*Instructions for the task*. Translate this sentence from the passage on TAK1 and GPX4 into Spanish: "Considering the important role of the N-terminus in the autophosphorylation of TAK1, we speculated that GPX4 may promote the autophosphorylation and activation of TAK1."

*Passage to read*.
-- Opening Marker --

TAK1’s activation relies on the bindings with partner proteins [32], it interacts with TABs partner proteins via different domains (N-terminus for TAB1 and C-terminus for TAB2 and TAB3). To map the region of TAK1 that is necessary for GPX4 interaction, a series of TAK1 truncations encompassing known functional domains were constructed (Fig. 6E). The co-IP results showed that TAK1 1-606aa full length, 1-305aa, and 1-470aa interacted with GPX4, while 306-606aa and 471-606aa did not, indicating that the 1-305aa region of TAK1 is essential for the TAK1-GPX4 interaction (Fig. 6F). To verify whether a direct interaction occurs, we did prokaryotic expression of GPX4 and GST-TAK1 fusion protein and performed GST pull-down. Full-length GST-TAK1 (aa 1-606) and the N-terminus (aa 1-305) but not the GST-vector interacted with GPX4, suggesting that these two proteins directly interacted with each other (Fig. 6G). Considering the important role of the N-terminus in the autophosphorylation of TAK1, we speculated that GPX4 may promote the autophosphorylation and activation of TAK1. To examine the effects of GPX4 overexpression on the interactions with TAB proteins (TAK1/TAB complex formation), we transfected Flag-GPX4 and Myc-TAK1 into 293T cells and performed Myc-IP. The interaction between TAK1 and TAB1 was enhanced when GPX4 was overexpressed (Fig. 6H). To clarify the biological significance of the interaction between GPX4 and TAK1-TABs, phosphorylation of TAK1 T187 (autophosphorylation induces the activation of TAK1) and the downstream signaling effectors were assessed in EBV-negative and EBV-positive NPC cells after GPX4 knockdown. The results showed that TAK1 T187 phosphorylation and the downstream MAPK-JNK and NFκB signaling pathways were impaired in GPX4 knockdown cells. Phosphorylation levels of IKK, IκBα, and JNK were reduced in response to GPX4 knockdown, whereas MAPK-p38 phosphorylation remained unaffected (Fig. 6I). Consistent with these findings, IF staining confirmed that the nuclear translocation of p65 rather than p38 was significantly reduced after GPX4 knockdown. Taken together, these data suggest that GPX4 interacts with the TAK1-TAB complex and promotes the activation of TAK1.
TAK1 is required for the promotion of NPC progression by GPX4
TAK1 and downstream MAPK-JNK and NFκB signaling pathways were activated in EBV-positive NPC cells compared with EBV-negative cells, indicating the importance of EBV infection for activation of these signaling pathways (Fig. 7A). We then transfected NPC cells with TAK1-targeting siRNAs and it significantly impaired the proliferation, colony formation, and chemoresistance of NPC cells (Fig. 7B–E, S6A–D). We next investigated whether TAK1 is required for cancer-promoting effect of GPX4. TAK1-targeting siRNAs were used to transfect CNE2 EBV-negative and HK1 EBV-negative cells with stable GPX4 overexpression. As expected, the phosphorylation of TAK1 and related signaling molecules (IKK, IκBα, and JNK, but not p38) was induced with GPX4 overexpression, but decreased after TAK1 siRNA transfection. (Fig. 7F, S6E). Finally, TAK1 knockdown significantly abrogated the GPX4-mediated promotion of proliferation and colony formation in NPC cells (Fig. 7G–J, S6F–I). Taken together, these data demonstrate that TAK1 is required for the promotion of NPC cell proliferation by GPX4 in vitro.

-- Closing Marker --

*Records provided*.
-- Opening Marker --

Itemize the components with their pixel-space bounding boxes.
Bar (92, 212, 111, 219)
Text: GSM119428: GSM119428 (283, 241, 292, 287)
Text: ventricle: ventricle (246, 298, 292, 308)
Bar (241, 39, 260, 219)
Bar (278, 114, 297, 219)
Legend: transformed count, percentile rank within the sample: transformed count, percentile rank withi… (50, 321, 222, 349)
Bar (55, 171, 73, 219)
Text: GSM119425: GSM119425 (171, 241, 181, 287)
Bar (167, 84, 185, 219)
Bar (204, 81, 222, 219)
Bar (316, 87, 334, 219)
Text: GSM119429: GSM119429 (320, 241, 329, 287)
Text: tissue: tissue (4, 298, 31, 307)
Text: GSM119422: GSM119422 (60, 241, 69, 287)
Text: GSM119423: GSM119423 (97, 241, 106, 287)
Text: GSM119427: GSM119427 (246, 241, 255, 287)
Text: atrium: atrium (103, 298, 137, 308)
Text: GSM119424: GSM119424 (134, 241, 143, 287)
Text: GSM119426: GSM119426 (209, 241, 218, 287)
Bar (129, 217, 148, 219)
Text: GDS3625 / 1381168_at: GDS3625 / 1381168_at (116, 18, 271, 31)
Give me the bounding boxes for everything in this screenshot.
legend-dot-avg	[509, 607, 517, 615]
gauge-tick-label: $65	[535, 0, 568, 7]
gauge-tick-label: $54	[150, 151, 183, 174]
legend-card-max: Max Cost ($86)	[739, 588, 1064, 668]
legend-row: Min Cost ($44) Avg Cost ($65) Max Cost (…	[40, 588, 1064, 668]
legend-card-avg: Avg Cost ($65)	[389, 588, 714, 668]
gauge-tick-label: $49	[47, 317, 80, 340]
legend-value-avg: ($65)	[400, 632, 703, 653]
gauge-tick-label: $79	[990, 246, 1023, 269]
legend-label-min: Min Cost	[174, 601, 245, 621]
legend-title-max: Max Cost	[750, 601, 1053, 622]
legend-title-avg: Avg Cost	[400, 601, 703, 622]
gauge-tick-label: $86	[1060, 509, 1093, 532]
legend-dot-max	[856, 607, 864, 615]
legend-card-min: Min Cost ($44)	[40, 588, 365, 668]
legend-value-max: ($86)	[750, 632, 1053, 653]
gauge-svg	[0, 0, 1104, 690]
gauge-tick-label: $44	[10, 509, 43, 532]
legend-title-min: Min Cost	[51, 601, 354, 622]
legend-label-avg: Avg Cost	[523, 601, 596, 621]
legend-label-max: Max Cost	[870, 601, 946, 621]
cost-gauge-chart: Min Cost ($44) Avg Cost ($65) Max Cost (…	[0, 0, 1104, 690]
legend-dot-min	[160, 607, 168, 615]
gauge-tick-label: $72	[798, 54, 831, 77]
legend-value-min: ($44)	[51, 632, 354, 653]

-- Closing Marker --

*Answer*. Considerando el importante papel del extremo N-terminal en la autofosforilación de TAK1, planteamos la hipótesis de que GPX4 podría promover la autofosforilación y la activación de TAK1.